■ THE REQUEST
Restate the records in their entirety, word for word.

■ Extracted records
***

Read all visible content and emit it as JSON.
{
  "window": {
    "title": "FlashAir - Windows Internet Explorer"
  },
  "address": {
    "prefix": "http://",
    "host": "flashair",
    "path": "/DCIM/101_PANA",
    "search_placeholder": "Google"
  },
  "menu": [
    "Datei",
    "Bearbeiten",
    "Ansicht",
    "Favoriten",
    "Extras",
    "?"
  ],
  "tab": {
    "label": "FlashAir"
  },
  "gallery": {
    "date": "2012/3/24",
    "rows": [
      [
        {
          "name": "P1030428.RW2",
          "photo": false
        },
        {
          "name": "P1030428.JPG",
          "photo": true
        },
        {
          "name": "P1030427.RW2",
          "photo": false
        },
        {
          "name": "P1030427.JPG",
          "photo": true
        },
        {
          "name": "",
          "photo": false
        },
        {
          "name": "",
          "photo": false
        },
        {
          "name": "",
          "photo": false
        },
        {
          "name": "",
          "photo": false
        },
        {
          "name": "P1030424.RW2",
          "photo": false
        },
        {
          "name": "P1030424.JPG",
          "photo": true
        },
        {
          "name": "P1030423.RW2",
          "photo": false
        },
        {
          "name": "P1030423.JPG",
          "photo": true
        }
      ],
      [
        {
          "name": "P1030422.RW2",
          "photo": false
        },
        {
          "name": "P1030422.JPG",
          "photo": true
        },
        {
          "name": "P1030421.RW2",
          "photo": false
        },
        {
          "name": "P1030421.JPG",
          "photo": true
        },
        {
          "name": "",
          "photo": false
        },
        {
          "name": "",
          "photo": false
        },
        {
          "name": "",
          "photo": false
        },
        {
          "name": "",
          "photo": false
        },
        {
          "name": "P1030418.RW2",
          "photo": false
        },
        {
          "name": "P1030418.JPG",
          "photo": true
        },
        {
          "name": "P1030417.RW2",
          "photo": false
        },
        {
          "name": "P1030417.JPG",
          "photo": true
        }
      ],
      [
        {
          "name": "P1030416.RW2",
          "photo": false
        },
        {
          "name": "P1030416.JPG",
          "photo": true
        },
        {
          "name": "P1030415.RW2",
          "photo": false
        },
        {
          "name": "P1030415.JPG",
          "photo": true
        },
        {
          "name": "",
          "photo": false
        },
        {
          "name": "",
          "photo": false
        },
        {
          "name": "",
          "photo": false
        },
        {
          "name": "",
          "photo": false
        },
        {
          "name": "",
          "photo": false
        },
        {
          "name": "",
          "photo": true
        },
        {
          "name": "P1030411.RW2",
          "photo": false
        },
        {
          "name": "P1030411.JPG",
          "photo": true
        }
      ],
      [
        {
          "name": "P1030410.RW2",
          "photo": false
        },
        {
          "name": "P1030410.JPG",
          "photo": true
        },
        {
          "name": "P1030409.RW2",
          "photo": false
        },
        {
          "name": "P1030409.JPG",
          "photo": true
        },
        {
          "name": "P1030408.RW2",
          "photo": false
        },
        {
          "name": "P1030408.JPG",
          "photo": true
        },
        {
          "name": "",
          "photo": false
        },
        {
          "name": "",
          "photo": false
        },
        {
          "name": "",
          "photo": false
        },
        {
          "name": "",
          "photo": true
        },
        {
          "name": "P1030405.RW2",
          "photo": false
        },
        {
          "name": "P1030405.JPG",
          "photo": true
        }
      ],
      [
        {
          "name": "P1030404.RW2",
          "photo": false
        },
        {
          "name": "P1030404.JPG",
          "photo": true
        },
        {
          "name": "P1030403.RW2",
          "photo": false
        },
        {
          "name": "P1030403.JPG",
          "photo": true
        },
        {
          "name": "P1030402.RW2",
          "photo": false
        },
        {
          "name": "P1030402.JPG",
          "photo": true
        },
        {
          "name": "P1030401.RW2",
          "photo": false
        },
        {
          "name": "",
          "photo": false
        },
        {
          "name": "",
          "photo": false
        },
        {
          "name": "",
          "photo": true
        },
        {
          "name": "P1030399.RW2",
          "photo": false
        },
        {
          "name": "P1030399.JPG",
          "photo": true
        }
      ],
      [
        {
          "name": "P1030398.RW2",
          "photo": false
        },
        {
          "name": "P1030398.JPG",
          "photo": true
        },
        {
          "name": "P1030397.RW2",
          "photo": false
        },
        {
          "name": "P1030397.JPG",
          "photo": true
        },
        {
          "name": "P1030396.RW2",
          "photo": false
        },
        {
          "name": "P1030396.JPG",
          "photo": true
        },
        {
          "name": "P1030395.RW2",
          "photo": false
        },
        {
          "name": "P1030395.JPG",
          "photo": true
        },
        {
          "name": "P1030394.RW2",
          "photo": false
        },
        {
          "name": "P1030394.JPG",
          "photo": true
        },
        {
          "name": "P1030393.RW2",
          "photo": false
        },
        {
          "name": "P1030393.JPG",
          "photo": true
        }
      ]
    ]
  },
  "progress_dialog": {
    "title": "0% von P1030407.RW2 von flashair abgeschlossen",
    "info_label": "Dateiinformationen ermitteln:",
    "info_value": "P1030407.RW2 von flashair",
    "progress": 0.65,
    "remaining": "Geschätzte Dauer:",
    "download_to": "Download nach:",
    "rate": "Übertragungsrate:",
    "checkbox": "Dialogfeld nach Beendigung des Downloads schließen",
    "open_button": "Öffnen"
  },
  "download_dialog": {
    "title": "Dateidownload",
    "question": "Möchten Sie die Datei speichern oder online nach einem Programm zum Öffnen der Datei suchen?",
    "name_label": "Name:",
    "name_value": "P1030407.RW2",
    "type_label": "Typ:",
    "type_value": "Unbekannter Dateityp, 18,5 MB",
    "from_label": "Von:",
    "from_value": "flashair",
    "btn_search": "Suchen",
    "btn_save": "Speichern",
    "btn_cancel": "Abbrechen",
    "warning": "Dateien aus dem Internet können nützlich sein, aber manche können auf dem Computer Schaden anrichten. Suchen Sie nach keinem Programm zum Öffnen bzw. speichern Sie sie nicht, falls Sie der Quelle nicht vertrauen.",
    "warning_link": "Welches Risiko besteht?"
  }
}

***

■ ANSWER IN FULL
Read all visible content and emit it as JSON.
{
  "window": {
    "title": "FlashAir - Windows Internet Explorer"
  },
  "address": {
    "prefix": "http://",
    "host": "flashair",
    "path": "/DCIM/101_PANA",
    "search_placeholder": "Google"
  },
  "menu": [
    "Datei",
    "Bearbeiten",
    "Ansicht",
    "Favoriten",
    "Extras",
    "?"
  ],
  "tab": {
    "label": "FlashAir"
  },
  "gallery": {
    "date": "2012/3/24",
    "rows": [
      [
        {
          "name": "P1030428.RW2",
          "photo": false
        },
        {
          "name": "P1030428.JPG",
          "photo": true
        },
        {
          "name": "P1030427.RW2",
          "photo": false
        },
        {
          "name": "P1030427.JPG",
          "photo": true
        },
        {
          "name": "",
          "photo": false
        },
        {
          "name": "",
          "photo": false
        },
        {
          "name": "",
          "photo": false
        },
        {
          "name": "",
          "photo": false
        },
        {
          "name": "P1030424.RW2",
          "photo": false
        },
        {
          "name": "P1030424.JPG",
          "photo": true
        },
        {
          "name": "P1030423.RW2",
          "photo": false
        },
        {
          "name": "P1030423.JPG",
          "photo": true
        }
      ],
      [
        {
          "name": "P1030422.RW2",
          "photo": false
        },
        {
          "name": "P1030422.JPG",
          "photo": true
        },
        {
          "name": "P1030421.RW2",
          "photo": false
        },
        {
          "name": "P1030421.JPG",
          "photo": true
        },
        {
          "name": "",
          "photo": false
        },
        {
          "name": "",
          "photo": false
        },
        {
          "name": "",
          "photo": false
        },
        {
          "name": "",
          "photo": false
        },
        {
          "name": "P1030418.RW2",
          "photo": false
        },
        {
          "name": "P1030418.JPG",
          "photo": true
        },
        {
          "name": "P1030417.RW2",
          "photo": false
        },
        {
          "name": "P1030417.JPG",
          "photo": true
        }
      ],
      [
        {
          "name": "P1030416.RW2",
          "photo": false
        },
        {
          "name": "P1030416.JPG",
          "photo": true
        },
        {
          "name": "P1030415.RW2",
          "photo": false
        },
        {
          "name": "P1030415.JPG",
          "photo": true
        },
        {
          "name": "",
          "photo": false
        },
        {
          "name": "",
          "photo": false
        },
        {
          "name": "",
          "photo": false
        },
        {
          "name": "",
          "photo": false
        },
        {
          "name": "",
          "photo": false
        },
        {
          "name": "",
          "photo": true
        },
        {
          "name": "P1030411.RW2",
          "photo": false
        },
        {
          "name": "P1030411.JPG",
          "photo": true
        }
      ],
      [
        {
          "name": "P1030410.RW2",
          "photo": false
        },
        {
          "name": "P1030410.JPG",
          "photo": true
        },
        {
          "name": "P1030409.RW2",
          "photo": false
        },
        {
          "name": "P1030409.JPG",
          "photo": true
        },
        {
          "name": "P1030408.RW2",
          "photo": false
        },
        {
          "name": "P1030408.JPG",
          "photo": true
        },
        {
          "name": "",
          "photo": false
        },
        {
          "name": "",
          "photo": false
        },
        {
          "name": "",
          "photo": false
        },
        {
          "name": "",
          "photo": true
        },
        {
          "name": "P1030405.RW2",
          "photo": false
        },
        {
          "name": "P1030405.JPG",
          "photo": true
        }
      ],
      [
        {
          "name": "P1030404.RW2",
          "photo": false
        },
        {
          "name": "P1030404.JPG",
          "photo": true
        },
        {
          "name": "P1030403.RW2",
          "photo": false
        },
        {
          "name": "P1030403.JPG",
          "photo": true
        },
        {
          "name": "P1030402.RW2",
          "photo": false
        },
        {
          "name": "P1030402.JPG",
          "photo": true
        },
        {
          "name": "P1030401.RW2",
          "photo": false
        },
        {
          "name": "",
          "photo": false
        },
        {
          "name": "",
          "photo": false
        },
        {
          "name": "",
          "photo": true
        },
        {
          "name": "P1030399.RW2",
          "photo": false
        },
        {
          "name": "P1030399.JPG",
          "photo": true
        }
      ],
      [
        {
          "name": "P1030398.RW2",
          "photo": false
        },
        {
          "name": "P1030398.JPG",
          "photo": true
        },
        {
          "name": "P1030397.RW2",
          "photo": false
        },
        {
          "name": "P1030397.JPG",
          "photo": true
        },
        {
          "name": "P1030396.RW2",
          "photo": false
        },
        {
          "name": "P1030396.JPG",
          "photo": true
        },
        {
          "name": "P1030395.RW2",
          "photo": false
        },
        {
          "name": "P1030395.JPG",
          "photo": true
        },
        {
          "name": "P1030394.RW2",
          "photo": false
        },
        {
          "name": "P1030394.JPG",
          "photo": true
        },
        {
          "name": "P1030393.RW2",
          "photo": false
        },
        {
          "name": "P1030393.JPG",
          "photo": true
        }
      ]
    ]
  },
  "progress_dialog": {
    "title": "0% von P1030407.RW2 von flashair abgeschlossen",
    "info_label": "Dateiinformationen ermitteln:",
    "info_value": "P1030407.RW2 von flashair",
    "progress": 0.65,
    "remaining": "Geschätzte Dauer:",
    "download_to": "Download nach:",
    "rate": "Übertragungsrate:",
    "checkbox": "Dialogfeld nach Beendigung des Downloads schließen",
    "open_button": "Öffnen"
  },
  "download_dialog": {
    "title": "Dateidownload",
    "question": "Möchten Sie die Datei speichern oder online nach einem Programm zum Öffnen der Datei suchen?",
    "name_label": "Name:",
    "name_value": "P1030407.RW2",
    "type_label": "Typ:",
    "type_value": "Unbekannter Dateityp, 18,5 MB",
    "from_label": "Von:",
    "from_value": "flashair",
    "btn_search": "Suchen",
    "btn_save": "Speichern",
    "btn_cancel": "Abbrechen",
    "warning": "Dateien aus dem Internet können nützlich sein, aber manche können auf dem Computer Schaden anrichten. Suchen Sie nach keinem Programm zum Öffnen bzw. speichern Sie sie nicht, falls Sie der Quelle nicht vertrauen.",
    "warning_link": "Welches Risiko besteht?"
  }
}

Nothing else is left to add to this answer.